Dataset records
/---

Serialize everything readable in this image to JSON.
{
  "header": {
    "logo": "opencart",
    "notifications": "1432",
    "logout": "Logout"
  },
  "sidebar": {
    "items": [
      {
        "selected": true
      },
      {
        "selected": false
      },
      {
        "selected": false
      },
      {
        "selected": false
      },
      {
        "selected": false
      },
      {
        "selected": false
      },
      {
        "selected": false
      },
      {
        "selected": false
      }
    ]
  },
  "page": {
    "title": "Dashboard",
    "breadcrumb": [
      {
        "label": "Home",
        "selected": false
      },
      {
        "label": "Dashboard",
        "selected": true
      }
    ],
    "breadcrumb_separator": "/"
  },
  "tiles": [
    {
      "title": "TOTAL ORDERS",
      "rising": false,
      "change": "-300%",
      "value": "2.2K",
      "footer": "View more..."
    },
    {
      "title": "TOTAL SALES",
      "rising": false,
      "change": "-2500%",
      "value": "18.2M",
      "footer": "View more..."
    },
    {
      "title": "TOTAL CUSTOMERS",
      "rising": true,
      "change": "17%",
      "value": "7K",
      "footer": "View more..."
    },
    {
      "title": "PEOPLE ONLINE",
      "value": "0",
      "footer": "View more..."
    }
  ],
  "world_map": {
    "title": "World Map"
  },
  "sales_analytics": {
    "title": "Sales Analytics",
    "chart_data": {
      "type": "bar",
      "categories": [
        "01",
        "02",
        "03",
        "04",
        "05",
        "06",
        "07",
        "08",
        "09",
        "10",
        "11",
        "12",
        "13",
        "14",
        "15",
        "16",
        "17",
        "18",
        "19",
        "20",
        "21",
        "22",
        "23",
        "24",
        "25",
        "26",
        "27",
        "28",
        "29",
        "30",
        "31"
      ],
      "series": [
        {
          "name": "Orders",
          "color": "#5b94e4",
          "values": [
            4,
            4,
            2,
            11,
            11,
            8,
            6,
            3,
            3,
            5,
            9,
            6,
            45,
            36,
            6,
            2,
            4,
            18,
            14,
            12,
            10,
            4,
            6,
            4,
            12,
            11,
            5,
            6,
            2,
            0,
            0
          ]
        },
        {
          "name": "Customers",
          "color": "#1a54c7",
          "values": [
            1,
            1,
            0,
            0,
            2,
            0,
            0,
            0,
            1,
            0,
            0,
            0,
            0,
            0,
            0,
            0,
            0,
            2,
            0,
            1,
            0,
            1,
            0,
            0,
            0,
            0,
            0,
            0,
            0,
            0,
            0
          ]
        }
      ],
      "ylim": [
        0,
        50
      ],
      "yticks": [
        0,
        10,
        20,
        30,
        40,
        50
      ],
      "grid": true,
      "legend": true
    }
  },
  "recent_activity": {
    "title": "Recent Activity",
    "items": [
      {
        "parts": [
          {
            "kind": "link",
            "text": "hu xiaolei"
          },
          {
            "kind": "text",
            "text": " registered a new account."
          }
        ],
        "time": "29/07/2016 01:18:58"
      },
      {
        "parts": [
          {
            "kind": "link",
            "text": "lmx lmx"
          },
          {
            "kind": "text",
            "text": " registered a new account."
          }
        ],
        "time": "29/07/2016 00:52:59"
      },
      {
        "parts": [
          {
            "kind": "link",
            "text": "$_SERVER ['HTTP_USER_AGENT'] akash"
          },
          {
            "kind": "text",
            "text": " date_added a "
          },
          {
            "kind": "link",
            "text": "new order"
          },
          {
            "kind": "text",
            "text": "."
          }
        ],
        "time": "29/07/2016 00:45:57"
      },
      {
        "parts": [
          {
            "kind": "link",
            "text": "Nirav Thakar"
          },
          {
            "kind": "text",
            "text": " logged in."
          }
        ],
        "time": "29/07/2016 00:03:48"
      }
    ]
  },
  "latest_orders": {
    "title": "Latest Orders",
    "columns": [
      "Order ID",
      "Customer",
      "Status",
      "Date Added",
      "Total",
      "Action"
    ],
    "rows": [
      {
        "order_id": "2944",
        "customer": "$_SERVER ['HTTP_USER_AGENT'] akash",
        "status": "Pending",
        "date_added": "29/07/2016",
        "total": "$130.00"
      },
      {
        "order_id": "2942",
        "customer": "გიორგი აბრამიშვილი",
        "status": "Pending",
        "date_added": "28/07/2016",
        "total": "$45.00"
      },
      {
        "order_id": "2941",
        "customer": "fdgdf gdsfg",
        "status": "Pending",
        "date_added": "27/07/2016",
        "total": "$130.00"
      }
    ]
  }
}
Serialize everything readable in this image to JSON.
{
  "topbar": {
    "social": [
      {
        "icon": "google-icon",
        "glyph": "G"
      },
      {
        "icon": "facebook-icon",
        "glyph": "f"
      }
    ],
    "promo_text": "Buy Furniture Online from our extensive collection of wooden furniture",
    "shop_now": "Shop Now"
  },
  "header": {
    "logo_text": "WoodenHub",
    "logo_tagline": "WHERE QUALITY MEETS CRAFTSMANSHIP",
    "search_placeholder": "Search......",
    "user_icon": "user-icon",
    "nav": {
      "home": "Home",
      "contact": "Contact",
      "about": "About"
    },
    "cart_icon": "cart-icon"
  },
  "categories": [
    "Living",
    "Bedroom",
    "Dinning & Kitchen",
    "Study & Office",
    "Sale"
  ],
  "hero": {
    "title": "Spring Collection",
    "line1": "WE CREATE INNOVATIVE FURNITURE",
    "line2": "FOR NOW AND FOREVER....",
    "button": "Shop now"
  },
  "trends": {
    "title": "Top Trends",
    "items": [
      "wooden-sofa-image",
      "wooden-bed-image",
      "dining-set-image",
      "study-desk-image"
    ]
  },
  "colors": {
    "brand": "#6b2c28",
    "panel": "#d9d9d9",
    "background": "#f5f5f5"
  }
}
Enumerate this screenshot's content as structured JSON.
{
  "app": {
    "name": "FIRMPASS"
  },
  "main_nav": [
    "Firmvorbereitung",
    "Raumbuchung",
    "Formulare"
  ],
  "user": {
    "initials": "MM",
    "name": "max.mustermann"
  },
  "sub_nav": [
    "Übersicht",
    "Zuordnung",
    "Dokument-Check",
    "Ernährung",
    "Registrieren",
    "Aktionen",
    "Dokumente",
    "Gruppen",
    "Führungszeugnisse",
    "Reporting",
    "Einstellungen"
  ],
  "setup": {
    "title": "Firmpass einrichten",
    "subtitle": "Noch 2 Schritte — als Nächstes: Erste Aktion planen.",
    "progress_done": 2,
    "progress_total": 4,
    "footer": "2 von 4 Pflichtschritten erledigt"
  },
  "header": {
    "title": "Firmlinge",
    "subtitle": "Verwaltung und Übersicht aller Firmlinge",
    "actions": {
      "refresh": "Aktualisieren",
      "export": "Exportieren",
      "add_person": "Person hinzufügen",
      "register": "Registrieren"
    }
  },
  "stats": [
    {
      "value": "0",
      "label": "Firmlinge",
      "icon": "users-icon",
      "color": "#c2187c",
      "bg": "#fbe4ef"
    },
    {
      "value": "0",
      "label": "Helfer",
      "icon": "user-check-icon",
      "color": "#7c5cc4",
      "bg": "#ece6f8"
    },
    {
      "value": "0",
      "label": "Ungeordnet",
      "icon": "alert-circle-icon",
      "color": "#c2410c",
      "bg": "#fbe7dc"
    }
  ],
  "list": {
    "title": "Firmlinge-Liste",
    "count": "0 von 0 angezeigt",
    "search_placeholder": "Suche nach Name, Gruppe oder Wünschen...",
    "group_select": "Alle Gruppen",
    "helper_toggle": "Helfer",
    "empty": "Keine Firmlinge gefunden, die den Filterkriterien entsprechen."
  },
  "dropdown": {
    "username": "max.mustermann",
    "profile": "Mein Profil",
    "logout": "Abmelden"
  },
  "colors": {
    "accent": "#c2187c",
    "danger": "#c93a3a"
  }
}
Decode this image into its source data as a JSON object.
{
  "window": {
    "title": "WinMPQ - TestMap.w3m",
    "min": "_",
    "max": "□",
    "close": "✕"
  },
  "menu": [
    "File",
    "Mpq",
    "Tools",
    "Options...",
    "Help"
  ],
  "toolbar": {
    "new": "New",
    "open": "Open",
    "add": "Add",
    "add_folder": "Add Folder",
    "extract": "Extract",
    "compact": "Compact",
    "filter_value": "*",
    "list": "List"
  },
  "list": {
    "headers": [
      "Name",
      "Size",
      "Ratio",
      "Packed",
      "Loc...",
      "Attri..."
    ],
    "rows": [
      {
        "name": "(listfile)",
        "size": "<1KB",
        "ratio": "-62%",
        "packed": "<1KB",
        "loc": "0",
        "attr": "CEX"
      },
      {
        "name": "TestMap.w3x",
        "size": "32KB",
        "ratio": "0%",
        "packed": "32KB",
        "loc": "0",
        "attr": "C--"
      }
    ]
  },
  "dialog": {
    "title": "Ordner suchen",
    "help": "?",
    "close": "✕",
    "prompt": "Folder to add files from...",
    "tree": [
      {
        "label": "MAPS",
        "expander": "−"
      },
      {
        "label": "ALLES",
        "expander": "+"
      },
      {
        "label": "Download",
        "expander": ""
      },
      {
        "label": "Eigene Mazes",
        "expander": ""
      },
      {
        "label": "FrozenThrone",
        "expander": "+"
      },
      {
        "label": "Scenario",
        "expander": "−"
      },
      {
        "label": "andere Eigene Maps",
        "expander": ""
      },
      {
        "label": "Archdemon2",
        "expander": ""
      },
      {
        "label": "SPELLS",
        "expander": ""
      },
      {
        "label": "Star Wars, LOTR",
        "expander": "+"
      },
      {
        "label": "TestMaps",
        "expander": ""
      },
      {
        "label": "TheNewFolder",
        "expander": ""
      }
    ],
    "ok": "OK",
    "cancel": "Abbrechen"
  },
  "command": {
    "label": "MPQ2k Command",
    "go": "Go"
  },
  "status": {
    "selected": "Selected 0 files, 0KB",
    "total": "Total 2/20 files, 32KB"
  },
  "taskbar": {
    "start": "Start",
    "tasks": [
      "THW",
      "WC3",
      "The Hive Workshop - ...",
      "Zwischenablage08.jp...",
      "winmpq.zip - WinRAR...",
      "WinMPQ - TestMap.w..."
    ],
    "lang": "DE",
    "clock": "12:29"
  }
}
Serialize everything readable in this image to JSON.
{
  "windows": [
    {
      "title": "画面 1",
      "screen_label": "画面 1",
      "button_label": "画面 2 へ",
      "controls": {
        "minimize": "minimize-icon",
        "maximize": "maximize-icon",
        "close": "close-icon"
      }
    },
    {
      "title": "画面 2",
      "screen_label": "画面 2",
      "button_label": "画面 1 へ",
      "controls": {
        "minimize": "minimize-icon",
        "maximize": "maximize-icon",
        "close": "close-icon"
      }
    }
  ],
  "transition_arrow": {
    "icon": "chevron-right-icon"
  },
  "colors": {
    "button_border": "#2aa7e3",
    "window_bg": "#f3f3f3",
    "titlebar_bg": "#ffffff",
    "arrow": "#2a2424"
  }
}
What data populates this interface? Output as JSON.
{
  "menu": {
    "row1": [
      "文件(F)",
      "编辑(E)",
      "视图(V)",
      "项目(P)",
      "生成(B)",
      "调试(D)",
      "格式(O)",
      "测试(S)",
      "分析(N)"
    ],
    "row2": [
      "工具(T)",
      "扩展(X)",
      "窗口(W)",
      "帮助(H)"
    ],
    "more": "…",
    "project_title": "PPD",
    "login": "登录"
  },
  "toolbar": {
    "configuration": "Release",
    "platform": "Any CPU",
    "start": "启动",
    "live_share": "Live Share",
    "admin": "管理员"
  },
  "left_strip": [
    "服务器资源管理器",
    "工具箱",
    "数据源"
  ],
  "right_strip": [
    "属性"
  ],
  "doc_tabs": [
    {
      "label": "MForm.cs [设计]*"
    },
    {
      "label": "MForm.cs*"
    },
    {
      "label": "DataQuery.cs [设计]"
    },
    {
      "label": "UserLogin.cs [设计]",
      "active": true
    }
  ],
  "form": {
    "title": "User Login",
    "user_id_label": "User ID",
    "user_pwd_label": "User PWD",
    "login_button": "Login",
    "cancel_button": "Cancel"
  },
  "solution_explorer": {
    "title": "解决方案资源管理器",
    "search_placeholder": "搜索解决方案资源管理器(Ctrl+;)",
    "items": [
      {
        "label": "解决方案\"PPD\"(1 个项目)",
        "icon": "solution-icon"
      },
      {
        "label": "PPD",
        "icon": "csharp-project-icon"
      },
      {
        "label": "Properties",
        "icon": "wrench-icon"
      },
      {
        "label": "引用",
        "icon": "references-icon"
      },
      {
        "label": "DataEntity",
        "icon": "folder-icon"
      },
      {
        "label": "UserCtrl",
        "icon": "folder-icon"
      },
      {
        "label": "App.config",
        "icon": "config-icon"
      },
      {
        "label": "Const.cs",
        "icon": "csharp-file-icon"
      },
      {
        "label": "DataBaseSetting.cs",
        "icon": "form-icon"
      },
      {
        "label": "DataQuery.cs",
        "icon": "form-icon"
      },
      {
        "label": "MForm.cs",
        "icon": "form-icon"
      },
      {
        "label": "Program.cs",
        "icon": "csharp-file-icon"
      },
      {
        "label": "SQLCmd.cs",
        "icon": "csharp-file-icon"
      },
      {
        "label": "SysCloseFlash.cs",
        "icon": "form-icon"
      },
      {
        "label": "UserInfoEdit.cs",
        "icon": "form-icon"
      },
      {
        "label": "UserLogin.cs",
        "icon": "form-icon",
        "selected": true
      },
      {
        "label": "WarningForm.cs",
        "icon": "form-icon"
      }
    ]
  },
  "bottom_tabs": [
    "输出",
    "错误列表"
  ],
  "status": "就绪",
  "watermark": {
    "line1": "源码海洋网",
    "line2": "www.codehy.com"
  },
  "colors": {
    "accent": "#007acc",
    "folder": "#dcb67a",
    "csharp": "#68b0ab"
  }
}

\---

• YOUR GOAL: Identify every line holding the word "mustermann" and copy it out.

• FULL SOLUTION:
    "name": "max.mustermann"
    "username": "max.mustermann",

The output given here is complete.